++++ PROVIDED RECORDS ++++

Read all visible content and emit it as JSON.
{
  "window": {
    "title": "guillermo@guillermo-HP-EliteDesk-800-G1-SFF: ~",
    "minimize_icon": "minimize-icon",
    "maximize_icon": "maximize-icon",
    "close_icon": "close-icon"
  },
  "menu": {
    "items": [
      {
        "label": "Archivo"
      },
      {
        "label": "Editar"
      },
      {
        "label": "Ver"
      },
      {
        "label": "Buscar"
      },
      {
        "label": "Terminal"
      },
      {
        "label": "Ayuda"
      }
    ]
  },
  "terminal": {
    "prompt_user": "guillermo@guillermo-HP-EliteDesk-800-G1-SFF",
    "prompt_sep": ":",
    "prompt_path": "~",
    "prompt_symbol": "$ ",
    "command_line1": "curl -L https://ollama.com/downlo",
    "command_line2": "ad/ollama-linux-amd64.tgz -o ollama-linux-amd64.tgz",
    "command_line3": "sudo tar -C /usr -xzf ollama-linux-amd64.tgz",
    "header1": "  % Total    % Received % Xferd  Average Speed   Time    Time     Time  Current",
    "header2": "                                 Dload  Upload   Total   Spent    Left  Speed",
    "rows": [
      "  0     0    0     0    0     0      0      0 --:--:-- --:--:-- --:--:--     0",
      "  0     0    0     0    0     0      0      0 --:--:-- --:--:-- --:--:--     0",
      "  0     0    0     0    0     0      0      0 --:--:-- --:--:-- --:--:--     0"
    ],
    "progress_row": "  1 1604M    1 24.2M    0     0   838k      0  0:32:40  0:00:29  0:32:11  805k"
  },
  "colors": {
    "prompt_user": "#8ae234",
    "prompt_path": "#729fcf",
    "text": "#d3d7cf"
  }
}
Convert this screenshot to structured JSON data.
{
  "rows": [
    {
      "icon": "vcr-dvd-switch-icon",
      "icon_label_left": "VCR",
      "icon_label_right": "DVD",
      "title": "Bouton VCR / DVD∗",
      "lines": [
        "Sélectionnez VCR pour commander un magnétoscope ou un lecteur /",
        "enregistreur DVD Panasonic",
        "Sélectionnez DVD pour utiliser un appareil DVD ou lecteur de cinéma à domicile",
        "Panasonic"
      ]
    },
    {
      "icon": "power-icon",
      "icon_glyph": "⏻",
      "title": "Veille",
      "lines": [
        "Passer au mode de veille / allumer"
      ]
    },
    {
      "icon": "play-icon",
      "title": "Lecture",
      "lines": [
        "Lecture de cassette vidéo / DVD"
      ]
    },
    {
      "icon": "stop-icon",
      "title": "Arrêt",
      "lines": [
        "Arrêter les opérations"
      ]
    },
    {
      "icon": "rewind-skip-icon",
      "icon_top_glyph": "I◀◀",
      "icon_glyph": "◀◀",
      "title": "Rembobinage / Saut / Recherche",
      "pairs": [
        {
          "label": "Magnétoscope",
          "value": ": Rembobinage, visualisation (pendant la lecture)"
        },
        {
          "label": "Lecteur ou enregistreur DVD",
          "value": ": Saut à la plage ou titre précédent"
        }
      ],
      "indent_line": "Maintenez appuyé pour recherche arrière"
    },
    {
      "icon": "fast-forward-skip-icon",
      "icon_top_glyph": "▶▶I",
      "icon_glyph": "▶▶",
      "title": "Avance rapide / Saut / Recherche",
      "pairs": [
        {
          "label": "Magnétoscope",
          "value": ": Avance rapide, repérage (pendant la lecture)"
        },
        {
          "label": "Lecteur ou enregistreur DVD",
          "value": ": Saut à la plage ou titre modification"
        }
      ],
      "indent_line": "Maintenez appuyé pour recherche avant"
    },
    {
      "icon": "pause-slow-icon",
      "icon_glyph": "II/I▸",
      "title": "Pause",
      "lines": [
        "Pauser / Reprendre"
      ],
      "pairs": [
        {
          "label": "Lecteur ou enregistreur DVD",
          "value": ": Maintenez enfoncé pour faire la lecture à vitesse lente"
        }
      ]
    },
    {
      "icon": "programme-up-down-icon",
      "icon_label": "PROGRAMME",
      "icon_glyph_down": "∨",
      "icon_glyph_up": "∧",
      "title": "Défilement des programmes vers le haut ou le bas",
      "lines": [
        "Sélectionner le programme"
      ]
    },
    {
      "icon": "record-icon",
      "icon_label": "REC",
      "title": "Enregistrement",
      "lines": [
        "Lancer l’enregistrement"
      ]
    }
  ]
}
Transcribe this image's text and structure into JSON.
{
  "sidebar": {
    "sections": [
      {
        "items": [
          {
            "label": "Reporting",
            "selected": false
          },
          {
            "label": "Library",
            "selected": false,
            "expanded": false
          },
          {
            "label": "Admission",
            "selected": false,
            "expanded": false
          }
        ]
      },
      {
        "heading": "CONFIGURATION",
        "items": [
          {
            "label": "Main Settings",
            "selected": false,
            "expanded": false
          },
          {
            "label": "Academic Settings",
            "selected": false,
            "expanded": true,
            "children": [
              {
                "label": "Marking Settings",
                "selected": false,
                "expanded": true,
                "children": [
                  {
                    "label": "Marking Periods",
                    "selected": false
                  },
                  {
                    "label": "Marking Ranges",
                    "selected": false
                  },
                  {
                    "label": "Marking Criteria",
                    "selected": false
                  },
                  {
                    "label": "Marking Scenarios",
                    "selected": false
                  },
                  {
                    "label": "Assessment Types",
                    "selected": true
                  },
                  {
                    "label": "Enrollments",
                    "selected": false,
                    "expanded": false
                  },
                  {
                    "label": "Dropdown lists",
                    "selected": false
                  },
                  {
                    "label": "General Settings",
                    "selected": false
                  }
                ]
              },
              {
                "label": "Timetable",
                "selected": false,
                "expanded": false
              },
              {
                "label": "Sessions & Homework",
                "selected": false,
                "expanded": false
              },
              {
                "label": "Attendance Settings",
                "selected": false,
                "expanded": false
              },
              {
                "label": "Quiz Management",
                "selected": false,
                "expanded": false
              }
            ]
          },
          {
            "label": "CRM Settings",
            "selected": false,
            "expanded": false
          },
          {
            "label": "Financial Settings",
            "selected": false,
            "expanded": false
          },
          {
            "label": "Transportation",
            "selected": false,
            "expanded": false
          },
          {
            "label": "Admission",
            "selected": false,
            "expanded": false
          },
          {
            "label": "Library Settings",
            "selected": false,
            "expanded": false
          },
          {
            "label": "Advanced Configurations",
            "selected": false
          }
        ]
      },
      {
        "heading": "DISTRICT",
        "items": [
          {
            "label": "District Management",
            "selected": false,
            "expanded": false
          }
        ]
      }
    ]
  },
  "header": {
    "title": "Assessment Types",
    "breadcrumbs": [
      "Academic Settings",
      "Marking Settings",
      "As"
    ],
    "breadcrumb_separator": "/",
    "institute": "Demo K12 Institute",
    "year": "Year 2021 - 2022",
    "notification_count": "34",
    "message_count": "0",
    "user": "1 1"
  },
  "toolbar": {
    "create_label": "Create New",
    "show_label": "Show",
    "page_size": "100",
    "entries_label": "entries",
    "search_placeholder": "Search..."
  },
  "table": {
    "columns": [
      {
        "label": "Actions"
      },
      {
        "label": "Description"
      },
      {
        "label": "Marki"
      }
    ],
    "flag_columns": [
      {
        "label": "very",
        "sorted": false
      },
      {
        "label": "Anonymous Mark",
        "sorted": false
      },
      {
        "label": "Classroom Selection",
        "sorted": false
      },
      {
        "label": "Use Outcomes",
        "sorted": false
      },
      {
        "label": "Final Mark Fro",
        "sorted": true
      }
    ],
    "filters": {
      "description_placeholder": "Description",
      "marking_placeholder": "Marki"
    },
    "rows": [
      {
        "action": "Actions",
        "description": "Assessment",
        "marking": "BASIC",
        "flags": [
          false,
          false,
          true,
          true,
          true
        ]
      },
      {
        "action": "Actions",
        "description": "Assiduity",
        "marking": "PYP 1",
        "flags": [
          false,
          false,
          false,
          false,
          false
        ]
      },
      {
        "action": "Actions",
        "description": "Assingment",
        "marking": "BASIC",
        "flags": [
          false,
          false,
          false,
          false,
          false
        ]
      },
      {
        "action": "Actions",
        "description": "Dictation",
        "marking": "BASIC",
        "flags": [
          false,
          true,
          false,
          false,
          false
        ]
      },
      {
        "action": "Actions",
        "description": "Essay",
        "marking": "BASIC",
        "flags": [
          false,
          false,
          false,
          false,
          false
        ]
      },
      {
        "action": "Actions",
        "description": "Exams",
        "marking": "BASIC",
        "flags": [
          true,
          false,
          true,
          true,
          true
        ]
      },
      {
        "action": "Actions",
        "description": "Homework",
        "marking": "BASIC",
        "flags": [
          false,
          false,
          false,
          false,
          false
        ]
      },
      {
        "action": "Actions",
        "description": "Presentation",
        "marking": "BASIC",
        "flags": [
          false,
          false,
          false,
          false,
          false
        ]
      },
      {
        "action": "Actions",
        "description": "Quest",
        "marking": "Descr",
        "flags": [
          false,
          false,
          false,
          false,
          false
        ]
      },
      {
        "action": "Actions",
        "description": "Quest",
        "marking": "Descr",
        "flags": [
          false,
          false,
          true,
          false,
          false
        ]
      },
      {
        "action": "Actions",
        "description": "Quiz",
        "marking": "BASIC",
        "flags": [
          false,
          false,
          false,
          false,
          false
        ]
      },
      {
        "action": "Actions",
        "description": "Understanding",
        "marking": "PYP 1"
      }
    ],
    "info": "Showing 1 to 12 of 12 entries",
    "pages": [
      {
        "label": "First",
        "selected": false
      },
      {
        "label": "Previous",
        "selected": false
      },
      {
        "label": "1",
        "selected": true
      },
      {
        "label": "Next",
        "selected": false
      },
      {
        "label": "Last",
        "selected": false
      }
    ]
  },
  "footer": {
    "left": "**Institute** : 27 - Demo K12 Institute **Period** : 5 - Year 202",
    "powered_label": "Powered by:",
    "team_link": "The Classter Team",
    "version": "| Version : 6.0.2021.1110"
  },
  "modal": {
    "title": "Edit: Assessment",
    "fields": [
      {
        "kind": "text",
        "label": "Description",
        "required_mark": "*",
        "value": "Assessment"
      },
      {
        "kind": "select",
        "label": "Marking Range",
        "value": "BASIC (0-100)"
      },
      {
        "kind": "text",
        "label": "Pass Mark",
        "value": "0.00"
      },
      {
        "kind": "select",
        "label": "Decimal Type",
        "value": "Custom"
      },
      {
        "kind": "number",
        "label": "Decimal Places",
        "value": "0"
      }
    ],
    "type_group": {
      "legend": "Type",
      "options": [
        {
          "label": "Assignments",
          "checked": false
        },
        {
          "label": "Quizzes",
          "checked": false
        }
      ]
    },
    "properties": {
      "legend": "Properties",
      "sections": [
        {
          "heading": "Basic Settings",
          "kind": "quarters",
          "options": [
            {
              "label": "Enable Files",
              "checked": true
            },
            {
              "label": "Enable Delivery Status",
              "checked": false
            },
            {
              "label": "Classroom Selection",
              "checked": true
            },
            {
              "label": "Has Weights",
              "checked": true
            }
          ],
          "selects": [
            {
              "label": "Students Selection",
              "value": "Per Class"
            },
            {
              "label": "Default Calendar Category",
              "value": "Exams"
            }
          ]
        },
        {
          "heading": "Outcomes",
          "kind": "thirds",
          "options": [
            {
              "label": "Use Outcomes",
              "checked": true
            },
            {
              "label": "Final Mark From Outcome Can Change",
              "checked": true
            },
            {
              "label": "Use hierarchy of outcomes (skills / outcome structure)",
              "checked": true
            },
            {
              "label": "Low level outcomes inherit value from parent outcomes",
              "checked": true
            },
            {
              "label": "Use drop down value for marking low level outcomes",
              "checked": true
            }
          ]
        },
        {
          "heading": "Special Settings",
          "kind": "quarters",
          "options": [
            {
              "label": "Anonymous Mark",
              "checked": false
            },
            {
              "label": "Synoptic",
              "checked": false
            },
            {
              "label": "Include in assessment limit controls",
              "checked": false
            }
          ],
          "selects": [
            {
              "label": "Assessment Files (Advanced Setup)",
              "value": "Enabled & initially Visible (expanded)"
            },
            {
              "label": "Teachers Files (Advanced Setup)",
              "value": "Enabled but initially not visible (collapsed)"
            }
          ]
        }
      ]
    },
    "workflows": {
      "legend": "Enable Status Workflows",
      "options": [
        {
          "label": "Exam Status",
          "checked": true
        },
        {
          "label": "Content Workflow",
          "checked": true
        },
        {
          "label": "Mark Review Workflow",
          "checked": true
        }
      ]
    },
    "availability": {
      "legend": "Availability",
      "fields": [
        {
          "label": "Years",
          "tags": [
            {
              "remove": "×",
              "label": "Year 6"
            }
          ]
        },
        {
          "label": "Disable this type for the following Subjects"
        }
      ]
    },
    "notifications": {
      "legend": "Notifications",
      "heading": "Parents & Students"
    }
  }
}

++++

Check each line above for the string "Setup", then copy the ones that have it.

              "label": "Assessment Files (Advanced Setup)",
              "label": "Teachers Files (Advanced Setup)",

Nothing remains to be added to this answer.